Records that describe figures:
++++++++++++++++++++
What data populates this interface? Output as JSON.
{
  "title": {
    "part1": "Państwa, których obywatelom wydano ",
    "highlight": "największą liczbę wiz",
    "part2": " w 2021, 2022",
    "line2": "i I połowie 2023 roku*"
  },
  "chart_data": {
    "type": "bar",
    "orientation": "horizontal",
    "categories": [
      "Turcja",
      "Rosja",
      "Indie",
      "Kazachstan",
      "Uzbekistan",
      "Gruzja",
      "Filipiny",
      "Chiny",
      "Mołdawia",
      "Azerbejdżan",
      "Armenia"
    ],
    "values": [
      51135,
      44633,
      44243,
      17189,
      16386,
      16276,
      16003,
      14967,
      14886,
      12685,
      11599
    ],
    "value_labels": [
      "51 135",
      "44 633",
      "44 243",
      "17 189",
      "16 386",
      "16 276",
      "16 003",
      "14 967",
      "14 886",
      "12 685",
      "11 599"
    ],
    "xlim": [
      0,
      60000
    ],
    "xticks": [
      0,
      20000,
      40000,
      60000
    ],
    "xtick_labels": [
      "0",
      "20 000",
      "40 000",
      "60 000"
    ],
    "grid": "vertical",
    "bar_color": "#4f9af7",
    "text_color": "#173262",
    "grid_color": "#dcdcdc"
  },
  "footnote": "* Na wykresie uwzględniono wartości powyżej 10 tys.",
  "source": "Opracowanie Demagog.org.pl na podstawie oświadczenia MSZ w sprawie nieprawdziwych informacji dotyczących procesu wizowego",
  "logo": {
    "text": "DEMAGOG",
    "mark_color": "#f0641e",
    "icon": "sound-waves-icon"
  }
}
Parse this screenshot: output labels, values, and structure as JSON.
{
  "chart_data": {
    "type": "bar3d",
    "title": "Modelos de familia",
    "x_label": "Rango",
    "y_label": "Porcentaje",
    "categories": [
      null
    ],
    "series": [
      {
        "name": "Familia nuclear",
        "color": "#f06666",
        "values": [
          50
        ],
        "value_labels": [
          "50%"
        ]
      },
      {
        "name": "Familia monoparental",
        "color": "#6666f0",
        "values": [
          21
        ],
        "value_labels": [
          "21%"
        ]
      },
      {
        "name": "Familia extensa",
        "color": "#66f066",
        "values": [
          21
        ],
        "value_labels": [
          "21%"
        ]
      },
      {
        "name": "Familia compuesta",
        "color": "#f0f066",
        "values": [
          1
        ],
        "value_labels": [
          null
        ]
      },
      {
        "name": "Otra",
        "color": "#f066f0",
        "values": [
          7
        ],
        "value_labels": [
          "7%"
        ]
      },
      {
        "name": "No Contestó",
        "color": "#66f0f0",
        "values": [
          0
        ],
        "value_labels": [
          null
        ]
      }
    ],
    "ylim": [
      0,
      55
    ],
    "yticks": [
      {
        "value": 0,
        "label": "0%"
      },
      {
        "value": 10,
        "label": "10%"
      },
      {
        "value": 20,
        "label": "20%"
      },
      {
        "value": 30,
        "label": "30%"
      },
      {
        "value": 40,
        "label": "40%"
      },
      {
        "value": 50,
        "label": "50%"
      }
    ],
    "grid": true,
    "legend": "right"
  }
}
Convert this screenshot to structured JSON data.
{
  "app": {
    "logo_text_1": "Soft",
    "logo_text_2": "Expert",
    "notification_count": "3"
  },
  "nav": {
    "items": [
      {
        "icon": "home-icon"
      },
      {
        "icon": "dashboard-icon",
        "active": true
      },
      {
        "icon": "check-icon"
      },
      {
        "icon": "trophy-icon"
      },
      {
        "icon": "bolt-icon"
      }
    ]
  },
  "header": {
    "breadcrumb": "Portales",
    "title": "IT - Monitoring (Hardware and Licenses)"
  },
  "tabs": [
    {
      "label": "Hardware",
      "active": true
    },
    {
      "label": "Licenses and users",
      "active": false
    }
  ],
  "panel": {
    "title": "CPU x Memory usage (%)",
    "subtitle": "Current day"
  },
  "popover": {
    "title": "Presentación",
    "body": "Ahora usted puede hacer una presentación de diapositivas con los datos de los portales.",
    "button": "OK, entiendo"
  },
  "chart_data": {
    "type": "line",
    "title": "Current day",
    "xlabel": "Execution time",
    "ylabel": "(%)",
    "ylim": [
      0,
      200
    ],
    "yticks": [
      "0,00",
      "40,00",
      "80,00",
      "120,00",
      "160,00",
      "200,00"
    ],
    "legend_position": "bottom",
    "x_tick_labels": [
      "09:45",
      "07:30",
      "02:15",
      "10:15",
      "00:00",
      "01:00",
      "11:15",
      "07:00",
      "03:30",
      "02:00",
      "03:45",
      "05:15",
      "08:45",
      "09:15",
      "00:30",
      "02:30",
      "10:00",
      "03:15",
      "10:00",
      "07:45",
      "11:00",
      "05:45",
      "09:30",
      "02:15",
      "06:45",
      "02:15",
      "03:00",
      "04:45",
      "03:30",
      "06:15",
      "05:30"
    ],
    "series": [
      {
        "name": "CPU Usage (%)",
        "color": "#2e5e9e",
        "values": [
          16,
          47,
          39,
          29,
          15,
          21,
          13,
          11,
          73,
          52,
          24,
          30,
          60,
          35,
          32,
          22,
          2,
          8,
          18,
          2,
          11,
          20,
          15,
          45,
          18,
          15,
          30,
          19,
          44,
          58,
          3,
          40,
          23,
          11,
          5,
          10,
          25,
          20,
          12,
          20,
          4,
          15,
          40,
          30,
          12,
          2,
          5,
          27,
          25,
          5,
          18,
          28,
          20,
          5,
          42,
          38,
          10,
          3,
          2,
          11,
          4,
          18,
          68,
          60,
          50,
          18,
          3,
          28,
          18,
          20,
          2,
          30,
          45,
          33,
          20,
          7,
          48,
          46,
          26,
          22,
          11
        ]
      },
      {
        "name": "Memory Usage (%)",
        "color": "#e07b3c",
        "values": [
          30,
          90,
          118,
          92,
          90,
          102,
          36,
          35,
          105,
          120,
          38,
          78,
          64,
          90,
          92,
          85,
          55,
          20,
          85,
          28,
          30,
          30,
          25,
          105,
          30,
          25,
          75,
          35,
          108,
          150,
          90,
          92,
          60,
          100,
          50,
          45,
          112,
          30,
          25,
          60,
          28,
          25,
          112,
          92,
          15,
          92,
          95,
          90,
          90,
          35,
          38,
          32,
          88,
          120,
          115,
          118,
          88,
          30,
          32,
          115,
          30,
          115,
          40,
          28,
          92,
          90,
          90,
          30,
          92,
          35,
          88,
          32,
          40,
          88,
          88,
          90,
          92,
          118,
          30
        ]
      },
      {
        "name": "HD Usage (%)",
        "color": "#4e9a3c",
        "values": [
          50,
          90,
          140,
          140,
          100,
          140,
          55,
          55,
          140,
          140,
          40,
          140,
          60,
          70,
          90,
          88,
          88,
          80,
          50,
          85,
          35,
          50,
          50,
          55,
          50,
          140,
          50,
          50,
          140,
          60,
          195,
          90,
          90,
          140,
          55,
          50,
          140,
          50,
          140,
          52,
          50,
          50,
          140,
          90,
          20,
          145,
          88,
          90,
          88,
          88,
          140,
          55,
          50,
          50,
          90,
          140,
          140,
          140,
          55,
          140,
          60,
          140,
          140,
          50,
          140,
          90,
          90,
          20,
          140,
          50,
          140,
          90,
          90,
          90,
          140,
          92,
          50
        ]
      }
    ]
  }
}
++++++++++++++++++++
TASK OBJECTIVE: Word for word, extract all the records.

ANSWER TO THE EXERCISE:
What data populates this interface? Output as JSON.
{
  "title": {
    "part1": "Państwa, których obywatelom wydano ",
    "highlight": "największą liczbę wiz",
    "part2": " w 2021, 2022",
    "line2": "i I połowie 2023 roku*"
  },
  "chart_data": {
    "type": "bar",
    "orientation": "horizontal",
    "categories": [
      "Turcja",
      "Rosja",
      "Indie",
      "Kazachstan",
      "Uzbekistan",
      "Gruzja",
      "Filipiny",
      "Chiny",
      "Mołdawia",
      "Azerbejdżan",
      "Armenia"
    ],
    "values": [
      51135,
      44633,
      44243,
      17189,
      16386,
      16276,
      16003,
      14967,
      14886,
      12685,
      11599
    ],
    "value_labels": [
      "51 135",
      "44 633",
      "44 243",
      "17 189",
      "16 386",
      "16 276",
      "16 003",
      "14 967",
      "14 886",
      "12 685",
      "11 599"
    ],
    "xlim": [
      0,
      60000
    ],
    "xticks": [
      0,
      20000,
      40000,
      60000
    ],
    "xtick_labels": [
      "0",
      "20 000",
      "40 000",
      "60 000"
    ],
    "grid": "vertical",
    "bar_color": "#4f9af7",
    "text_color": "#173262",
    "grid_color": "#dcdcdc"
  },
  "footnote": "* Na wykresie uwzględniono wartości powyżej 10 tys.",
  "source": "Opracowanie Demagog.org.pl na podstawie oświadczenia MSZ w sprawie nieprawdziwych informacji dotyczących procesu wizowego",
  "logo": {
    "text": "DEMAGOG",
    "mark_color": "#f0641e",
    "icon": "sound-waves-icon"
  }
}
Parse this screenshot: output labels, values, and structure as JSON.
{
  "chart_data": {
    "type": "bar3d",
    "title": "Modelos de familia",
    "x_label": "Rango",
    "y_label": "Porcentaje",
    "categories": [
      null
    ],
    "series": [
      {
        "name": "Familia nuclear",
        "color": "#f06666",
        "values": [
          50
        ],
        "value_labels": [
          "50%"
        ]
      },
      {
        "name": "Familia monoparental",
        "color": "#6666f0",
        "values": [
          21
        ],
        "value_labels": [
          "21%"
        ]
      },
      {
        "name": "Familia extensa",
        "color": "#66f066",
        "values": [
          21
        ],
        "value_labels": [
          "21%"
        ]
      },
      {
        "name": "Familia compuesta",
        "color": "#f0f066",
        "values": [
          1
        ],
        "value_labels": [
          null
        ]
      },
      {
        "name": "Otra",
        "color": "#f066f0",
        "values": [
          7
        ],
        "value_labels": [
          "7%"
        ]
      },
      {
        "name": "No Contestó",
        "color": "#66f0f0",
        "values": [
          0
        ],
        "value_labels": [
          null
        ]
      }
    ],
    "ylim": [
      0,
      55
    ],
    "yticks": [
      {
        "value": 0,
        "label": "0%"
      },
      {
        "value": 10,
        "label": "10%"
      },
      {
        "value": 20,
        "label": "20%"
      },
      {
        "value": 30,
        "label": "30%"
      },
      {
        "value": 40,
        "label": "40%"
      },
      {
        "value": 50,
        "label": "50%"
      }
    ],
    "grid": true,
    "legend": "right"
  }
}
Convert this screenshot to structured JSON data.
{
  "app": {
    "logo_text_1": "Soft",
    "logo_text_2": "Expert",
    "notification_count": "3"
  },
  "nav": {
    "items": [
      {
        "icon": "home-icon"
      },
      {
        "icon": "dashboard-icon",
        "active": true
      },
      {
        "icon": "check-icon"
      },
      {
        "icon": "trophy-icon"
      },
      {
        "icon": "bolt-icon"
      }
    ]
  },
  "header": {
    "breadcrumb": "Portales",
    "title": "IT - Monitoring (Hardware and Licenses)"
  },
  "tabs": [
    {
      "label": "Hardware",
      "active": true
    },
    {
      "label": "Licenses and users",
      "active": false
    }
  ],
  "panel": {
    "title": "CPU x Memory usage (%)",
    "subtitle": "Current day"
  },
  "popover": {
    "title": "Presentación",
    "body": "Ahora usted puede hacer una presentación de diapositivas con los datos de los portales.",
    "button": "OK, entiendo"
  },
  "chart_data": {
    "type": "line",
    "title": "Current day",
    "xlabel": "Execution time",
    "ylabel": "(%)",
    "ylim": [
      0,
      200
    ],
    "yticks": [
      "0,00",
      "40,00",
      "80,00",
      "120,00",
      "160,00",
      "200,00"
    ],
    "legend_position": "bottom",
    "x_tick_labels": [
      "09:45",
      "07:30",
      "02:15",
      "10:15",
      "00:00",
      "01:00",
      "11:15",
      "07:00",
      "03:30",
      "02:00",
      "03:45",
      "05:15",
      "08:45",
      "09:15",
      "00:30",
      "02:30",
      "10:00",
      "03:15",
      "10:00",
      "07:45",
      "11:00",
      "05:45",
      "09:30",
      "02:15",
      "06:45",
      "02:15",
      "03:00",
      "04:45",
      "03:30",
      "06:15",
      "05:30"
    ],
    "series": [
      {
        "name": "CPU Usage (%)",
        "color": "#2e5e9e",
        "values": [
          16,
          47,
          39,
          29,
          15,
          21,
          13,
          11,
          73,
          52,
          24,
          30,
          60,
          35,
          32,
          22,
          2,
          8,
          18,
          2,
          11,
          20,
          15,
          45,
          18,
          15,
          30,
          19,
          44,
          58,
          3,
          40,
          23,
          11,
          5,
          10,
          25,
          20,
          12,
          20,
          4,
          15,
          40,
          30,
          12,
          2,
          5,
          27,
          25,
          5,
          18,
          28,
          20,
          5,
          42,
          38,
          10,
          3,
          2,
          11,
          4,
          18,
          68,
          60,
          50,
          18,
          3,
          28,
          18,
          20,
          2,
          30,
          45,
          33,
          20,
          7,
          48,
          46,
          26,
          22,
          11
        ]
      },
      {
        "name": "Memory Usage (%)",
        "color": "#e07b3c",
        "values": [
          30,
          90,
          118,
          92,
          90,
          102,
          36,
          35,
          105,
          120,
          38,
          78,
          64,
          90,
          92,
          85,
          55,
          20,
          85,
          28,
          30,
          30,
          25,
          105,
          30,
          25,
          75,
          35,
          108,
          150,
          90,
          92,
          60,
          100,
          50,
          45,
          112,
          30,
          25,
          60,
          28,
          25,
          112,
          92,
          15,
          92,
          95,
          90,
          90,
          35,
          38,
          32,
          88,
          120,
          115,
          118,
          88,
          30,
          32,
          115,
          30,
          115,
          40,
          28,
          92,
          90,
          90,
          30,
          92,
          35,
          88,
          32,
          40,
          88,
          88,
          90,
          92,
          118,
          30
        ]
      },
      {
        "name": "HD Usage (%)",
        "color": "#4e9a3c",
        "values": [
          50,
          90,
          140,
          140,
          100,
          140,
          55,
          55,
          140,
          140,
          40,
          140,
          60,
          70,
          90,
          88,
          88,
          80,
          50,
          85,
          35,
          50,
          50,
          55,
          50,
          140,
          50,
          50,
          140,
          60,
          195,
          90,
          90,
          140,
          55,
          50,
          140,
          50,
          140,
          52,
          50,
          50,
          140,
          90,
          20,
          145,
          88,
          90,
          88,
          88,
          140,
          55,
          50,
          50,
          90,
          140,
          140,
          140,
          55,
          140,
          60,
          140,
          140,
          50,
          140,
          90,
          90,
          20,
          140,
          50,
          140,
          90,
          90,
          90,
          140,
          92,
          50
        ]
      }
    ]
  }
}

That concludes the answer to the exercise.